## The request
Check each line of the listing, and copy it if it contains the word "facebook".

[Saved entries]
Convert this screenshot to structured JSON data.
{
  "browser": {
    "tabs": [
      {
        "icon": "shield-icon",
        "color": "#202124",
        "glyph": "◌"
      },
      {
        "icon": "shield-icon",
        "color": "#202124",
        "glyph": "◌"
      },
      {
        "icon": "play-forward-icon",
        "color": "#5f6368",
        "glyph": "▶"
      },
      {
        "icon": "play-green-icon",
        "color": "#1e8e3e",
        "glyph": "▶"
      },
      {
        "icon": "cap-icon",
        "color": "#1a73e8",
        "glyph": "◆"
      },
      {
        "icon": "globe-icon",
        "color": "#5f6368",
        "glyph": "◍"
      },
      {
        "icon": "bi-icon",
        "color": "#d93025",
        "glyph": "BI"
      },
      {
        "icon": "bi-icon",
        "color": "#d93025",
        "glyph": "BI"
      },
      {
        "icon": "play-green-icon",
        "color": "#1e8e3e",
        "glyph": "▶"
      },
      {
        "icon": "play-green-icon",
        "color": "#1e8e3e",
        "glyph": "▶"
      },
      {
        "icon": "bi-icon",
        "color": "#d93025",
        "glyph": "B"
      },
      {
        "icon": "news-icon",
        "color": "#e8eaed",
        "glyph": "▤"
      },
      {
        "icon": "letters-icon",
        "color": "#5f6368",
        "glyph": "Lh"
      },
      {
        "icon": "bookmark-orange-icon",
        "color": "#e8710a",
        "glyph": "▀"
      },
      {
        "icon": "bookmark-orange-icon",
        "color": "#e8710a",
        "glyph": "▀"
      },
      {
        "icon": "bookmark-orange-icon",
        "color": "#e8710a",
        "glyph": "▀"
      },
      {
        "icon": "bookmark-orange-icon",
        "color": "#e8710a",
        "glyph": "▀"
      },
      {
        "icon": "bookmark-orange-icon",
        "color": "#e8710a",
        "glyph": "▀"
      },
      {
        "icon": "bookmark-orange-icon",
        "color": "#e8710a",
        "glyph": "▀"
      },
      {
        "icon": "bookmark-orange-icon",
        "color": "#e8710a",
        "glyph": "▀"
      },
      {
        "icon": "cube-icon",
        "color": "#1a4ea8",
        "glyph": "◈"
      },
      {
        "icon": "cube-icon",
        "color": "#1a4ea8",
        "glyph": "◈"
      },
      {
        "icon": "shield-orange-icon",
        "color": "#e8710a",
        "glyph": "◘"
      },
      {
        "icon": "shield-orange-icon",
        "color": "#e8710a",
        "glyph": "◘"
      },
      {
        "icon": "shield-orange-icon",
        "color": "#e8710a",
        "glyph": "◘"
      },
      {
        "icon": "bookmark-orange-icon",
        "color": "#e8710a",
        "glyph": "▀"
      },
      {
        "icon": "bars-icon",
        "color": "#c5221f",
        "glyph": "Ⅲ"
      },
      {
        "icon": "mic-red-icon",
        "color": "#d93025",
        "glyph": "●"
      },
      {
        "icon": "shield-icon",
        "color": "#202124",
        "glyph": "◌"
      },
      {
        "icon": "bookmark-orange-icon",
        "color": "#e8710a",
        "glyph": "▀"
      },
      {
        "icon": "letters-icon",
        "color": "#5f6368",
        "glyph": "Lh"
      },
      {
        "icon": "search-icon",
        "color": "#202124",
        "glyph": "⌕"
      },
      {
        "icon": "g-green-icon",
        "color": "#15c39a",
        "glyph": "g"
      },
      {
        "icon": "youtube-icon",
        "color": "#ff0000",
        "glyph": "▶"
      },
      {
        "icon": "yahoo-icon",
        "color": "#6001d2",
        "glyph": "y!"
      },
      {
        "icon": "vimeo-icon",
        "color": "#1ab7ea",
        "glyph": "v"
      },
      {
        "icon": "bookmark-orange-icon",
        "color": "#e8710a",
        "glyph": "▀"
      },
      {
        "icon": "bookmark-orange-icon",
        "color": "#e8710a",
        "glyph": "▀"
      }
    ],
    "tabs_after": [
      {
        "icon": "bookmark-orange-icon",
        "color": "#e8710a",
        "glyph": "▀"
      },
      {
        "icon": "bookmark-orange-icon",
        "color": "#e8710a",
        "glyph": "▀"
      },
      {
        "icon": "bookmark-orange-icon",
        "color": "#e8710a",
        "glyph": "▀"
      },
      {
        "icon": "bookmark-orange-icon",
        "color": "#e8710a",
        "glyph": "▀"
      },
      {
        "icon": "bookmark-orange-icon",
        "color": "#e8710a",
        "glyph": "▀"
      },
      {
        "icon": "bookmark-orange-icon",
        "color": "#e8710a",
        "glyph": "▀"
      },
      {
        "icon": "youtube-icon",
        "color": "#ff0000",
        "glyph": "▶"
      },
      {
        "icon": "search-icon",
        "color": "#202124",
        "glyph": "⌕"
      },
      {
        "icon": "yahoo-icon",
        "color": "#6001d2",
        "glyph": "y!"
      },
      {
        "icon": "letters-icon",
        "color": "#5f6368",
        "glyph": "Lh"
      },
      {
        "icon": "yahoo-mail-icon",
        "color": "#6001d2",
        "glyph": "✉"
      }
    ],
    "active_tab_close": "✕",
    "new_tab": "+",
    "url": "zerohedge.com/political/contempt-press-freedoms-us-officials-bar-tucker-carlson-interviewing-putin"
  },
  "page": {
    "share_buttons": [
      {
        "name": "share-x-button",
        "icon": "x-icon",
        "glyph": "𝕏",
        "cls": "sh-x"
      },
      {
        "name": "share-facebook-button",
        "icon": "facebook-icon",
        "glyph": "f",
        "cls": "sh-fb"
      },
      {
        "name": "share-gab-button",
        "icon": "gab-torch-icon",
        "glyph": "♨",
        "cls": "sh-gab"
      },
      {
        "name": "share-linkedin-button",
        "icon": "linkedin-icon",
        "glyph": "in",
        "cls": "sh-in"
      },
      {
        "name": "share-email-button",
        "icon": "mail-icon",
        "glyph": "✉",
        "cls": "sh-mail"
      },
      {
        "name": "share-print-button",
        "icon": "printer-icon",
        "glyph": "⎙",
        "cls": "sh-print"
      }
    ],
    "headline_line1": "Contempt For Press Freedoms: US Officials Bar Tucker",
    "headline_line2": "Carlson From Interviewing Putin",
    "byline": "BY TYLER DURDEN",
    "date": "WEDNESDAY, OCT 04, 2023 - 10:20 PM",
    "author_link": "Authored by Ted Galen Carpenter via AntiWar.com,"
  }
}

## Problem solution
        "name": "share-facebook-button",
        "icon": "facebook-icon",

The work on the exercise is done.